**EXERCISE PROMPT**
Reproduce the full listing below unchanged, apart from the pictures.
------------------------------------
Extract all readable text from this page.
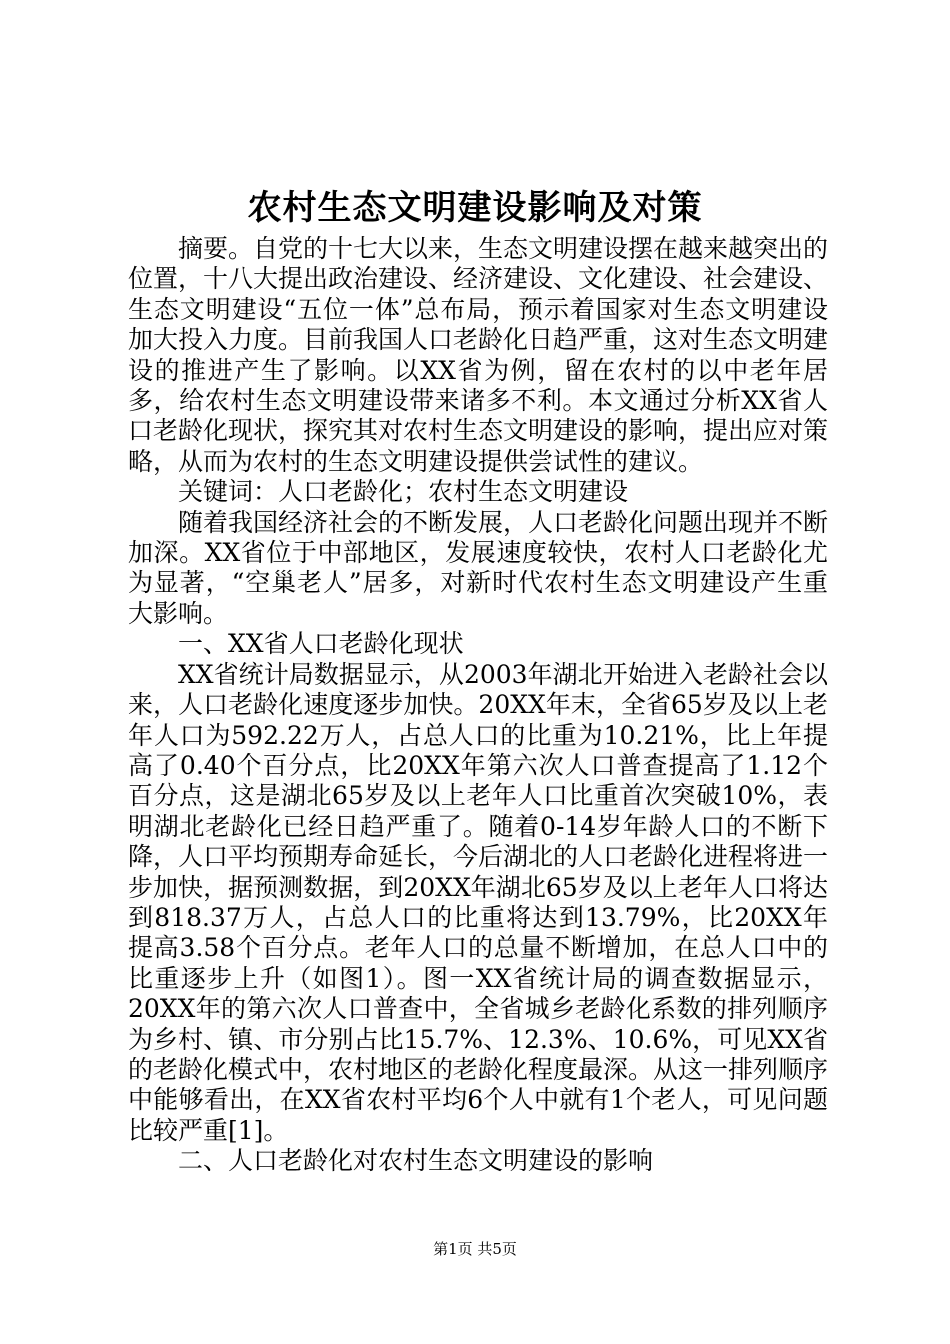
农村生态文明建设影响及对策

摘要。自党的十七大以来，生态文明建设摆在越来越突出的位置，十八大提出政治建设、经济建设、文化建设、社会建设、生态文明建设“五位一体”总布局，预示着国家对生态文明建设加大投入力度。目前我国人口老龄化日趋严重，这对生态文明建设的推进产生了影响。以XX省为例，留在农村的以中老年居多，给农村生态文明建设带来诸多不利。本文通过分析XX省人口老龄化现状，探究其对农村生态文明建设的影响，提出应对策略，从而为农村的生态文明建设提供尝试性的建议。

关键词：人口老龄化；农村生态文明建设

随着我国经济社会的不断发展，人口老龄化问题出现并不断加深。XX省位于中部地区，发展速度较快，农村人口老龄化尤为显著，“空巢老人”居多，对新时代农村生态文明建设产生重大影响。

一、XX省人口老龄化现状

XX省统计局数据显示，从2003年湖北开始进入老龄社会以来，人口老龄化速度逐步加快。20XX年末，全省65岁及以上老年人口为592.22万人，占总人口的比重为10.21%，比上年提高了0.40个百分点，比20XX年第六次人口普查提高了1.12个百分点，这是湖北65岁及以上老年人口比重首次突破10%，表明湖北老龄化已经日趋严重了。随着0-14岁年龄人口的不断下降，人口平均预期寿命延长，今后湖北的人口老龄化进程将进一步加快，据预测数据，到20XX年湖北65岁及以上老年人口将达到818.37万人，占总人口的比重将达到13.79%，比20XX年提高3.58个百分点。老年人口的总量不断增加，在总人口中的比重逐步上升（如图1）。图一XX省统计局的调查数据显示，20XX年的第六次人口普查中，全省城乡老龄化系数的排列顺序为乡村、镇、市分别占比15.7%、12.3%、10.6%，可见XX省的老龄化模式中，农村地区的老龄化程度最深。从这一排列顺序中能够看出，在XX省农村平均6个人中就有1个老人，可见问题比较严重[1]。

二、人口老龄化对农村生态文明建设的影响

第1页 共5页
------------------------------------
**WORKED ANSWER**
Extract all readable text from this page.
农村生态文明建设影响及对策

摘要。自党的十七大以来，生态文明建设摆在越来越突出的位置，十八大提出政治建设、经济建设、文化建设、社会建设、生态文明建设“五位一体”总布局，预示着国家对生态文明建设加大投入力度。目前我国人口老龄化日趋严重，这对生态文明建设的推进产生了影响。以XX省为例，留在农村的以中老年居多，给农村生态文明建设带来诸多不利。本文通过分析XX省人口老龄化现状，探究其对农村生态文明建设的影响，提出应对策略，从而为农村的生态文明建设提供尝试性的建议。

关键词：人口老龄化；农村生态文明建设

随着我国经济社会的不断发展，人口老龄化问题出现并不断加深。XX省位于中部地区，发展速度较快，农村人口老龄化尤为显著，“空巢老人”居多，对新时代农村生态文明建设产生重大影响。

一、XX省人口老龄化现状

XX省统计局数据显示，从2003年湖北开始进入老龄社会以来，人口老龄化速度逐步加快。20XX年末，全省65岁及以上老年人口为592.22万人，占总人口的比重为10.21%，比上年提高了0.40个百分点，比20XX年第六次人口普查提高了1.12个百分点，这是湖北65岁及以上老年人口比重首次突破10%，表明湖北老龄化已经日趋严重了。随着0-14岁年龄人口的不断下降，人口平均预期寿命延长，今后湖北的人口老龄化进程将进一步加快，据预测数据，到20XX年湖北65岁及以上老年人口将达到818.37万人，占总人口的比重将达到13.79%，比20XX年提高3.58个百分点。老年人口的总量不断增加，在总人口中的比重逐步上升（如图1）。图一XX省统计局的调查数据显示，20XX年的第六次人口普查中，全省城乡老龄化系数的排列顺序为乡村、镇、市分别占比15.7%、12.3%、10.6%，可见XX省的老龄化模式中，农村地区的老龄化程度最深。从这一排列顺序中能够看出，在XX省农村平均6个人中就有1个老人，可见问题比较严重[1]。

二、人口老龄化对农村生态文明建设的影响

第1页 共5页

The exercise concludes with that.